■ Task to carry out ■
Reproduce each line that includes the word "firefox".

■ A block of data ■
╭──

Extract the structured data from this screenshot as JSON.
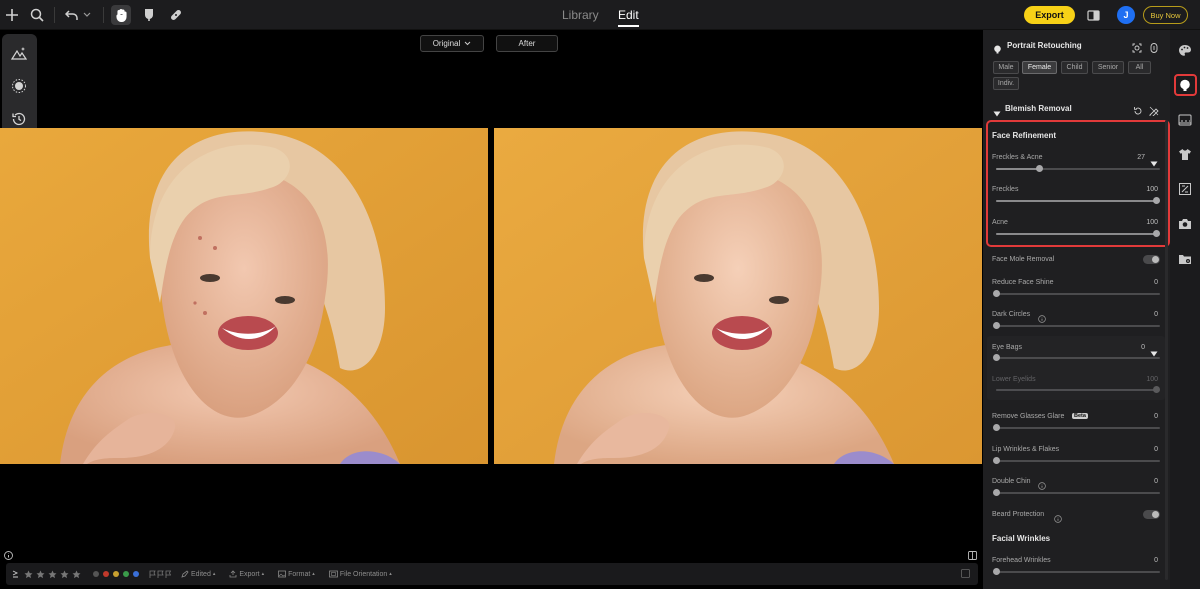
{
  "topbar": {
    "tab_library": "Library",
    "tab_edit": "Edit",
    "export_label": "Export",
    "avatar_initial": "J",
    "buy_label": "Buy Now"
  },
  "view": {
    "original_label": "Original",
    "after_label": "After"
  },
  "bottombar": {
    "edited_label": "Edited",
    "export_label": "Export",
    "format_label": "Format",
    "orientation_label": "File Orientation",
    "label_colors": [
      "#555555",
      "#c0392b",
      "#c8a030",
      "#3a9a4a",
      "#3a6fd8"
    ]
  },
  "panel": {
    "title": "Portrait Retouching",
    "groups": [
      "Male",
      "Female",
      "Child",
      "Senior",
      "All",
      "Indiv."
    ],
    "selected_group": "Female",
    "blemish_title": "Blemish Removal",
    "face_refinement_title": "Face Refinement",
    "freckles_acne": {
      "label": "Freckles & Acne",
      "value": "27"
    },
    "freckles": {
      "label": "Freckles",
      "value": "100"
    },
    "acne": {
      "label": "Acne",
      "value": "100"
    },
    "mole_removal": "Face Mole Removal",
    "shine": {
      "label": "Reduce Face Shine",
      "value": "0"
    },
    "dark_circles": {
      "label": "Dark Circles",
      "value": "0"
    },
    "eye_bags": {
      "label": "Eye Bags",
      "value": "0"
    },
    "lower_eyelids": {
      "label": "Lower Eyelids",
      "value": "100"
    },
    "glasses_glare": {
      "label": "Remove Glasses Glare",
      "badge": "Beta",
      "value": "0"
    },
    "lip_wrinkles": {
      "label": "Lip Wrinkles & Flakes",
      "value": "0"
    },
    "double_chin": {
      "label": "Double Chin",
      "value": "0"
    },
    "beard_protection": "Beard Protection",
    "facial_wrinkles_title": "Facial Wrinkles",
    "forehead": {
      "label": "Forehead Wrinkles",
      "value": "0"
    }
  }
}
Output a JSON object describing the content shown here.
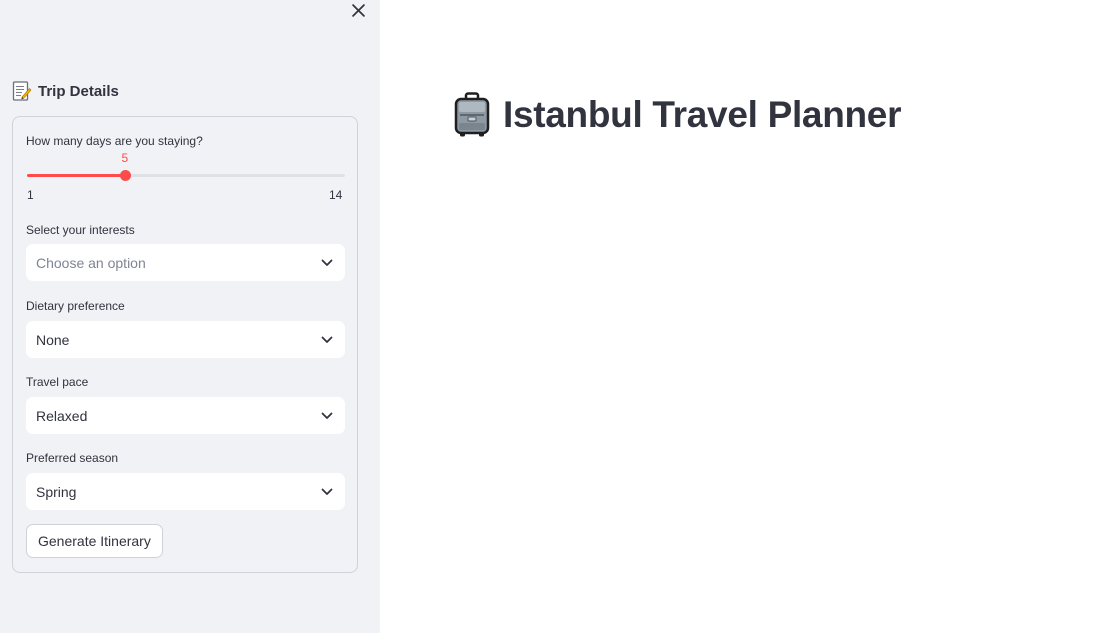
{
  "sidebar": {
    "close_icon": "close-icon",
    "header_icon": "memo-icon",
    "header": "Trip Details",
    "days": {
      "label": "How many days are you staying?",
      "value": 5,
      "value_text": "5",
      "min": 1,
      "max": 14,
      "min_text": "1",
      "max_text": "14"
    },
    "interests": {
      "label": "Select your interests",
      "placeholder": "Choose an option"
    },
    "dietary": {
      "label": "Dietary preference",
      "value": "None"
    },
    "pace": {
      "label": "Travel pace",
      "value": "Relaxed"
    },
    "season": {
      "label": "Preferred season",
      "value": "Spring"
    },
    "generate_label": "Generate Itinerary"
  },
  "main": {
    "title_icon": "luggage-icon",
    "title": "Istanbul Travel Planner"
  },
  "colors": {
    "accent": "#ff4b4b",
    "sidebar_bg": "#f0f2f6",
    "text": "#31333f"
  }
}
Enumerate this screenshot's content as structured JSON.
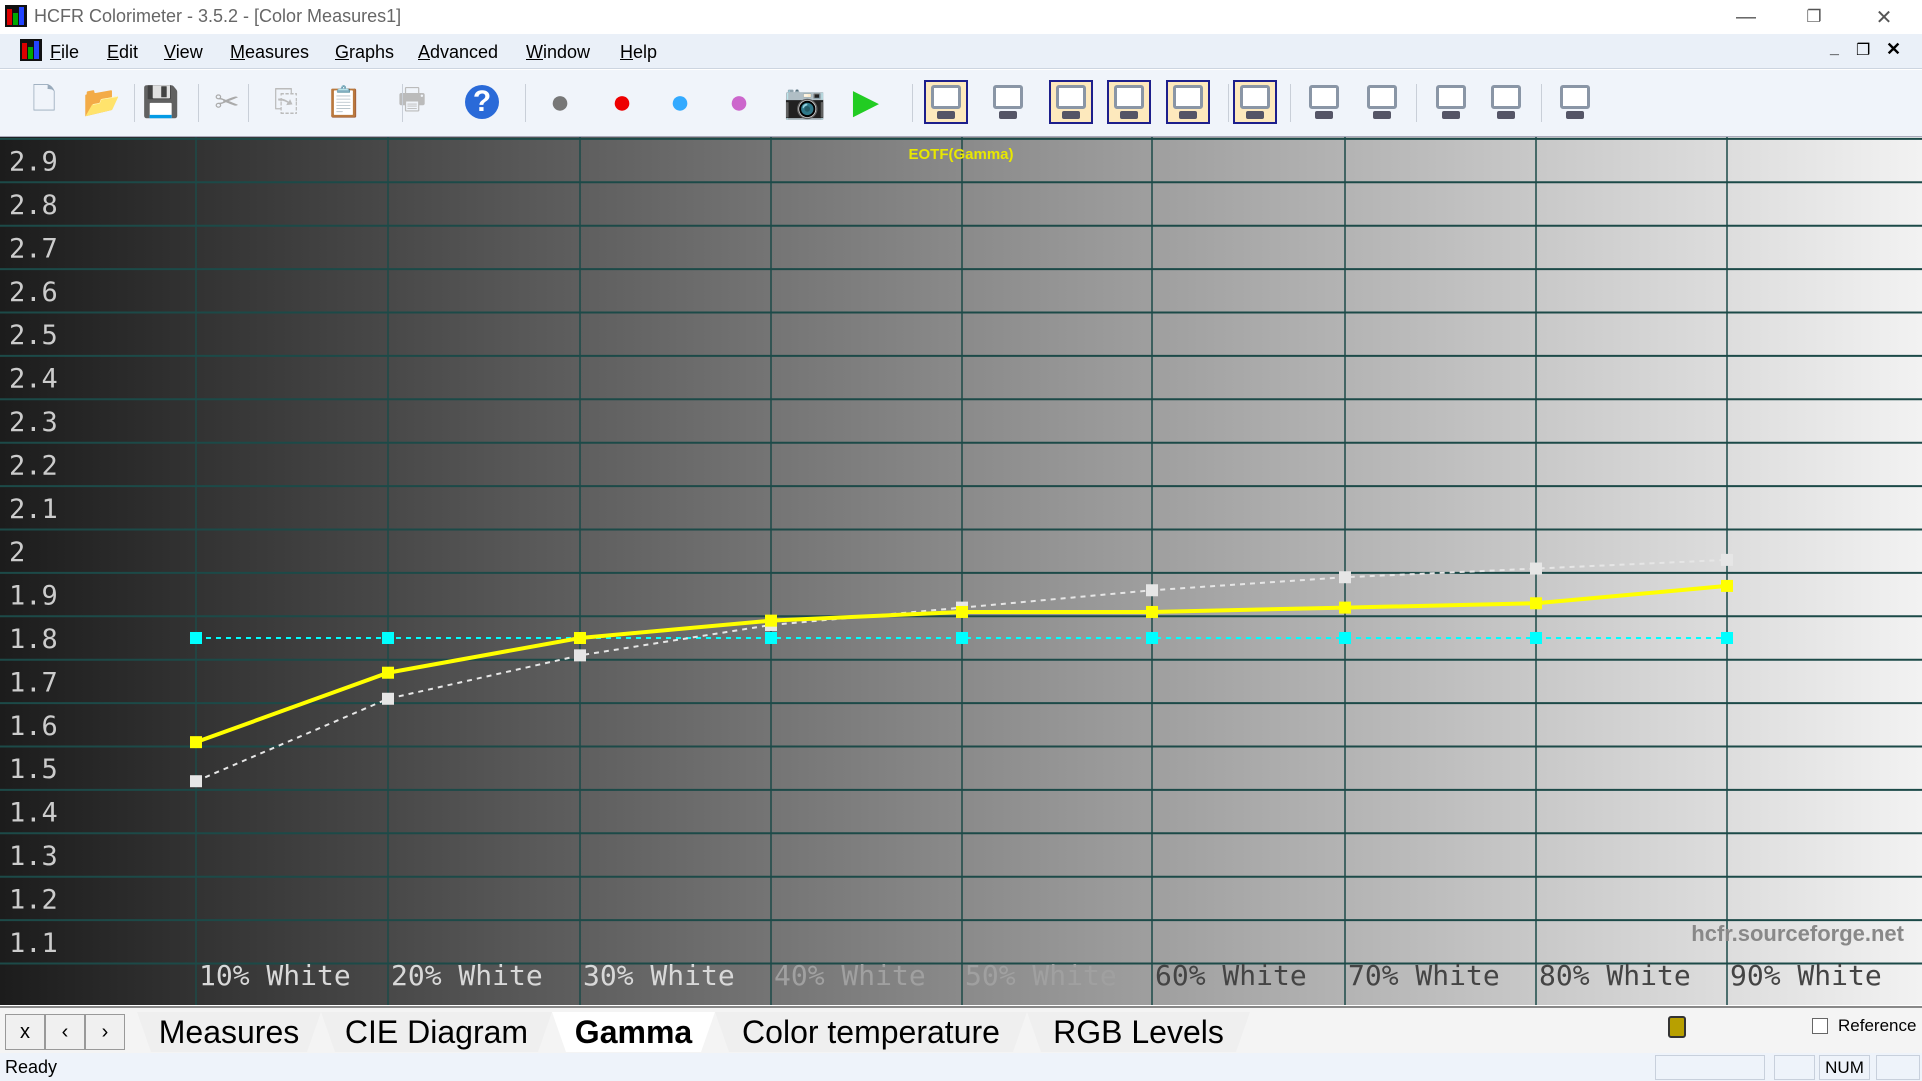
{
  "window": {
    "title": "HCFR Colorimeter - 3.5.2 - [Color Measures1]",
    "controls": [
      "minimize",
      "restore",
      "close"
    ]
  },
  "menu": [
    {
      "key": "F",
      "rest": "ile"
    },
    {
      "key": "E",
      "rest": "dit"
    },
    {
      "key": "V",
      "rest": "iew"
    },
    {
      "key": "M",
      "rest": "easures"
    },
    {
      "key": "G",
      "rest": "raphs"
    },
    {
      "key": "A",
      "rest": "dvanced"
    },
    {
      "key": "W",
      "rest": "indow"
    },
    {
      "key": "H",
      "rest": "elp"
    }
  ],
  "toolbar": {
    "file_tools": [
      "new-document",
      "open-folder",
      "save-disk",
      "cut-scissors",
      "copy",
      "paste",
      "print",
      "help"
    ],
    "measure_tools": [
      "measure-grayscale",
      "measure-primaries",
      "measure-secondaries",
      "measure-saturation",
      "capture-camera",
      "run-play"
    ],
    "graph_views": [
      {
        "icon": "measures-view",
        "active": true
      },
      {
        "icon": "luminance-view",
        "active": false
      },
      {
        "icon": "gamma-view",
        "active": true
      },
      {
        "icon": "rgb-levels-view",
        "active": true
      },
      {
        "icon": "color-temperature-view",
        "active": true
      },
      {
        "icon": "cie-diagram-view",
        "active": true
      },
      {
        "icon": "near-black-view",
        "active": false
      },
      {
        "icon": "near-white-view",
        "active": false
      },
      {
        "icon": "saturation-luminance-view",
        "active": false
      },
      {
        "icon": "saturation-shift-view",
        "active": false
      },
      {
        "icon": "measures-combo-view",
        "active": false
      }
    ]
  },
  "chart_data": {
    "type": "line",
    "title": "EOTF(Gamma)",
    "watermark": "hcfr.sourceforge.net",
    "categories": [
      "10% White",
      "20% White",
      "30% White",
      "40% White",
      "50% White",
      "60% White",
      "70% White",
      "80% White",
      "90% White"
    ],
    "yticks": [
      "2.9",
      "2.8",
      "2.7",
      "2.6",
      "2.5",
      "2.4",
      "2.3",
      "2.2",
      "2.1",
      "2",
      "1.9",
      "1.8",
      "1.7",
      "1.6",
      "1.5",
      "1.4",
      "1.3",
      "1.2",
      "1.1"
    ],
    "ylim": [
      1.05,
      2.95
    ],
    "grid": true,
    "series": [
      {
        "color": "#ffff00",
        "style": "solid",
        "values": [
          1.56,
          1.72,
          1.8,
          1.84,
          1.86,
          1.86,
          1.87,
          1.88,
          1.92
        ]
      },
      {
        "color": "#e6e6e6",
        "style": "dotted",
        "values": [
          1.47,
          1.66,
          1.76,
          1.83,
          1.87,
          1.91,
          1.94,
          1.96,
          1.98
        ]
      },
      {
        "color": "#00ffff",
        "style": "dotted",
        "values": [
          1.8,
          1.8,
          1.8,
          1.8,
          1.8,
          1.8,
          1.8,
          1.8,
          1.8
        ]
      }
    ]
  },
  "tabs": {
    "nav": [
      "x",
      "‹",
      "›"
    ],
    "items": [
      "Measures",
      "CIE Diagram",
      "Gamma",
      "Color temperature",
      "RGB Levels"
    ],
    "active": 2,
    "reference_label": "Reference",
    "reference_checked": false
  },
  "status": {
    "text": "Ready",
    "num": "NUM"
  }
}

╰──
╭──

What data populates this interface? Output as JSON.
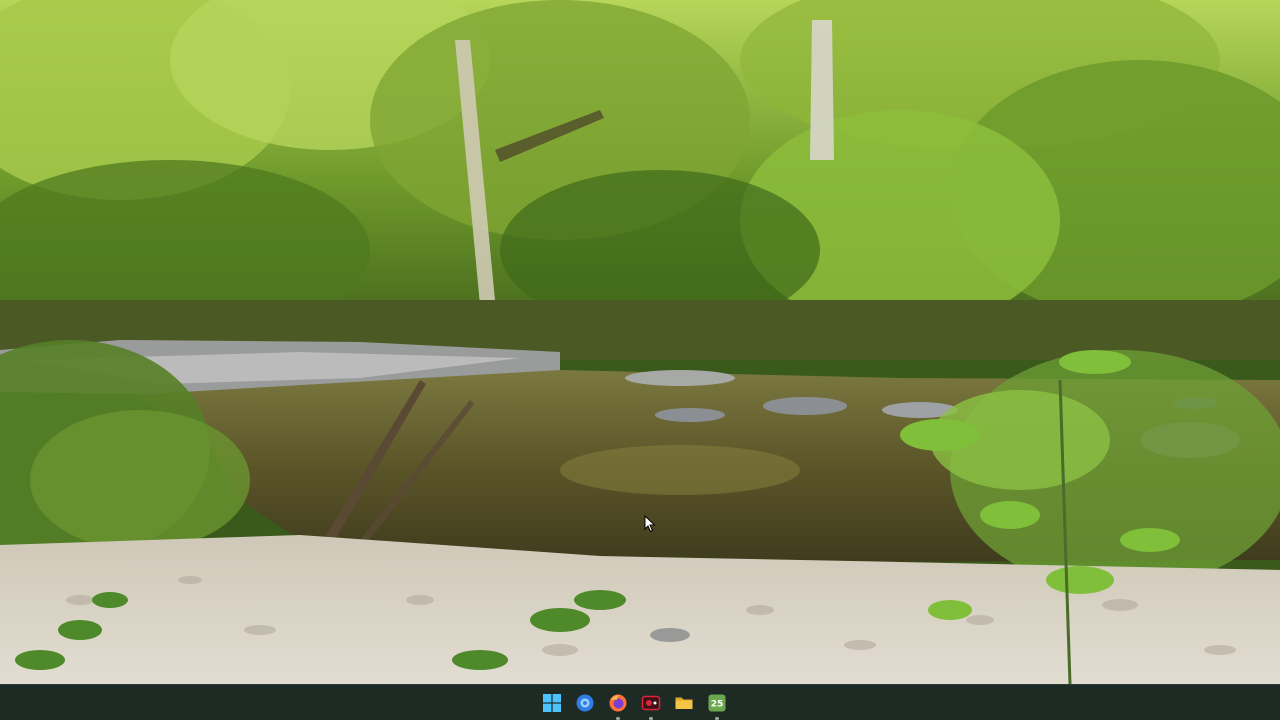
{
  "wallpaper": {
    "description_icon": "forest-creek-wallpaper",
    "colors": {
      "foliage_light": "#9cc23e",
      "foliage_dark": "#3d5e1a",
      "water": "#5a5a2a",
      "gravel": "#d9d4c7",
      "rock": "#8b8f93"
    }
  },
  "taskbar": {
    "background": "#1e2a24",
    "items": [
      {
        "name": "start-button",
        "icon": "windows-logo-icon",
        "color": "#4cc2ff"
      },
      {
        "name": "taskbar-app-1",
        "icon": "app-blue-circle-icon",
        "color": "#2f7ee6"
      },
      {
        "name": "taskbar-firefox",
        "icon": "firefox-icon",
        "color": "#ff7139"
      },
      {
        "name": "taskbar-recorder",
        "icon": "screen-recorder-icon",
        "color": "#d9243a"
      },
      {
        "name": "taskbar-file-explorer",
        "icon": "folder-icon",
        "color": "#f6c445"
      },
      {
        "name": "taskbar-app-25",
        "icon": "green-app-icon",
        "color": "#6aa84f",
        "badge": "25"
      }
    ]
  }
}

╰──

■ Result for this task ■
        "name": "taskbar-firefox",
        "icon": "firefox-icon",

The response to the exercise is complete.